* **PROBLEM DESCRIPTION**
Go through the listing below and gather every line with the word "this".

* **DATA TO USE**
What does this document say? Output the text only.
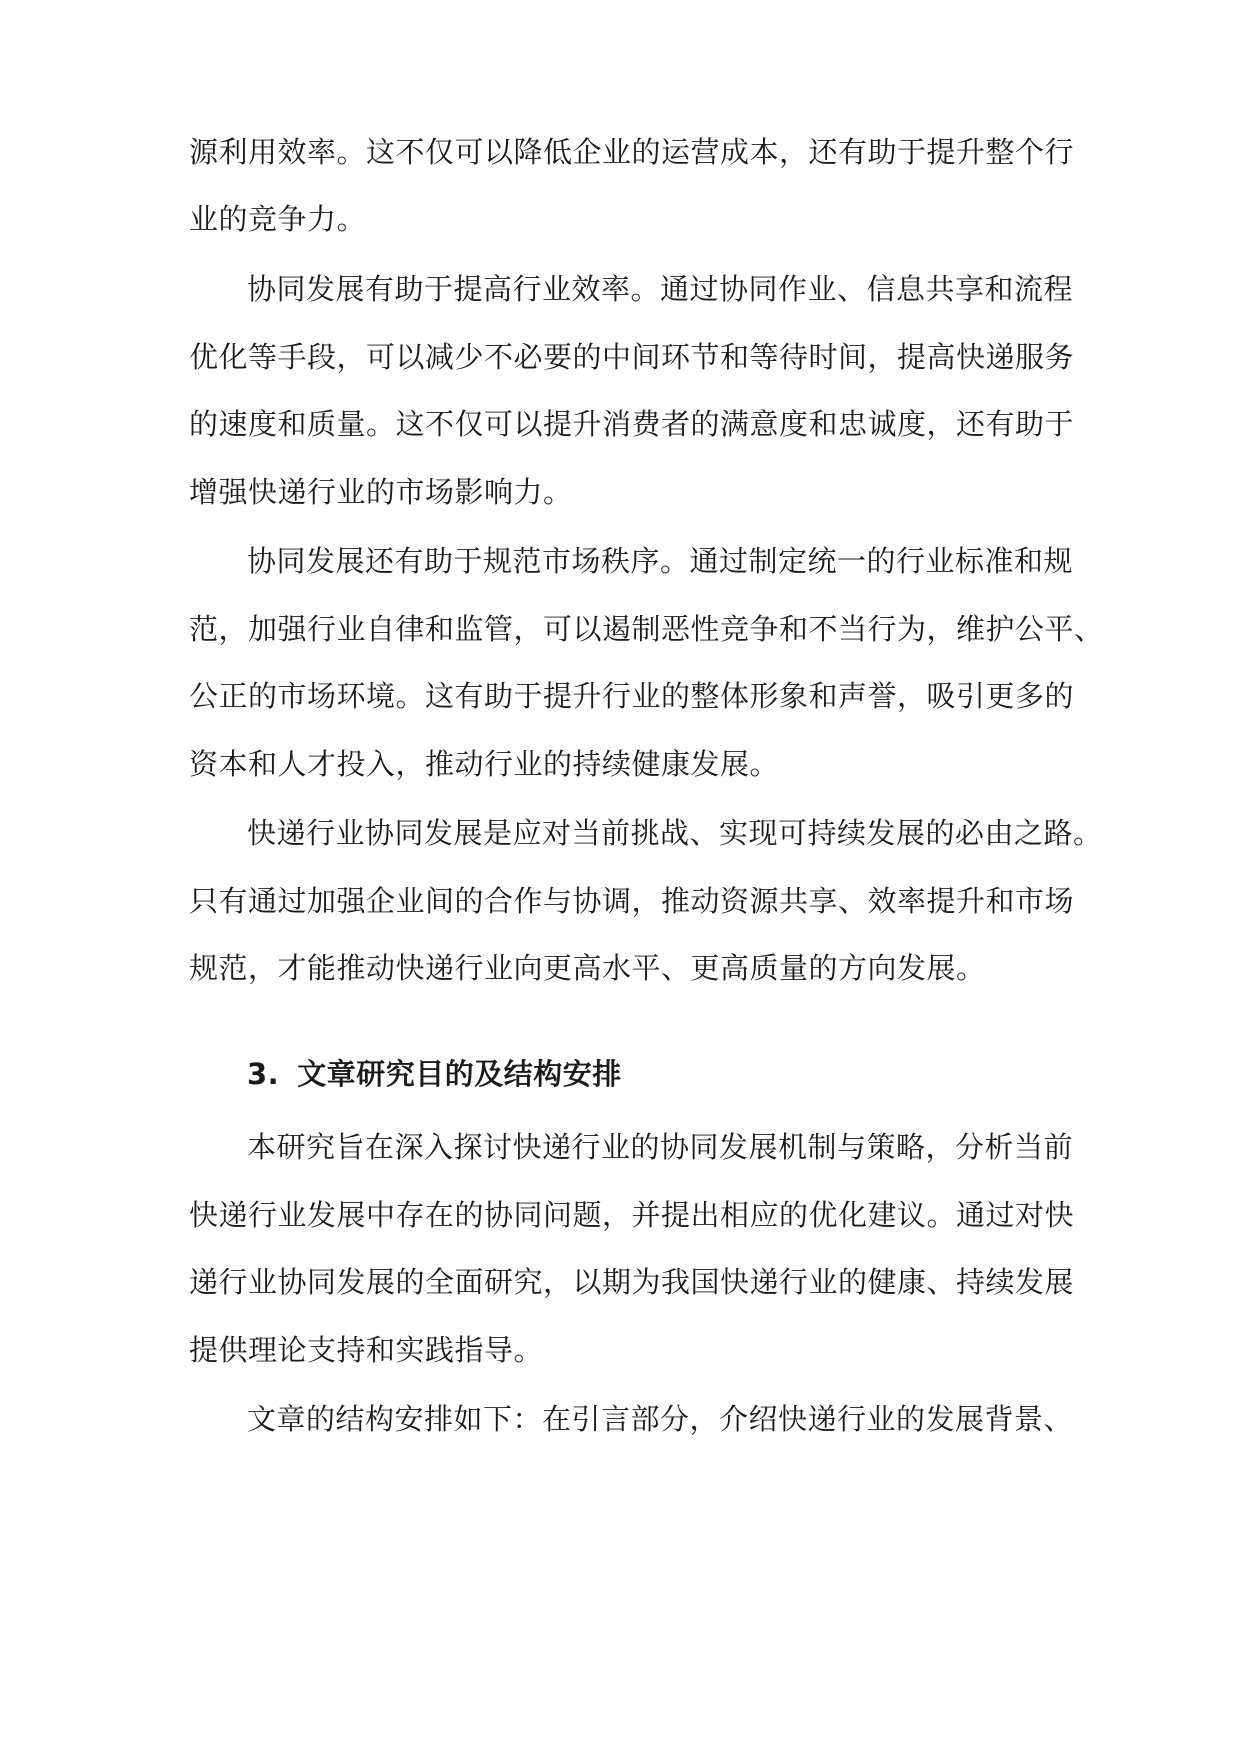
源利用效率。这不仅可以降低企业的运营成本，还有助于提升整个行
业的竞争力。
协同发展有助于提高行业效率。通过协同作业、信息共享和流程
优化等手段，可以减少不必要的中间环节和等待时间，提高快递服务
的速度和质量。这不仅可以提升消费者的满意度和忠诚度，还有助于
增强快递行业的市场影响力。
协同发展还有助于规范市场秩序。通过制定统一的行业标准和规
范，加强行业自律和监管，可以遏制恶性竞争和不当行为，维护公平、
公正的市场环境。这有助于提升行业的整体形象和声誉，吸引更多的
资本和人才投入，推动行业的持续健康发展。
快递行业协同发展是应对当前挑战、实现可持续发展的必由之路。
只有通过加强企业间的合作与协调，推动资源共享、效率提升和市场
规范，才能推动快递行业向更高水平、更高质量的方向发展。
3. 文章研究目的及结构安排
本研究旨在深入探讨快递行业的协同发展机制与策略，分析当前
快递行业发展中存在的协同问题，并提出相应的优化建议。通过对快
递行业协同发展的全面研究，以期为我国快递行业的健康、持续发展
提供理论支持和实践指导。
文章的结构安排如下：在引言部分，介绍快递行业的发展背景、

==

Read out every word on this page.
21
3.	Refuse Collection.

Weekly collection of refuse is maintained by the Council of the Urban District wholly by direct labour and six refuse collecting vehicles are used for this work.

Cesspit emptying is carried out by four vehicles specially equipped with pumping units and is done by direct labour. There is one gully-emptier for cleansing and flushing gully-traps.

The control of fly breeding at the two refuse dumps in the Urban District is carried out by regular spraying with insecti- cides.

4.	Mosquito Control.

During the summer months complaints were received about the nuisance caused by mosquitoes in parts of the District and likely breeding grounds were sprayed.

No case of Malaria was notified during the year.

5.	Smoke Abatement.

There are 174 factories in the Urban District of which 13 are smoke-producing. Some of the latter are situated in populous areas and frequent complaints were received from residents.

==

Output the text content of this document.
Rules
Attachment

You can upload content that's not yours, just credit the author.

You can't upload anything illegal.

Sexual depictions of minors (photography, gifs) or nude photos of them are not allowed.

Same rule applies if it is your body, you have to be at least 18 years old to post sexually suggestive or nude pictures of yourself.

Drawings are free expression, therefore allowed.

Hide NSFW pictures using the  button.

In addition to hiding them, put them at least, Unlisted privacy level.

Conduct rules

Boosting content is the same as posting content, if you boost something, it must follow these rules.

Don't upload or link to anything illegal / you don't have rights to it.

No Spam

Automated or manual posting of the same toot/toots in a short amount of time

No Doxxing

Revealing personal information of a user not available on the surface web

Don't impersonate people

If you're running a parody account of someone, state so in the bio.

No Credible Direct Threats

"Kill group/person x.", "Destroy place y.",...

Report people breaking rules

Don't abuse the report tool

* **FULL ANSWER**
What does this document say? Output the text only.
Read out every word on this page.
Weekly collection of refuse is maintained by the Council of the Urban District wholly by direct labour and six refuse collecting vehicles are used for this work.
Output the text content of this document.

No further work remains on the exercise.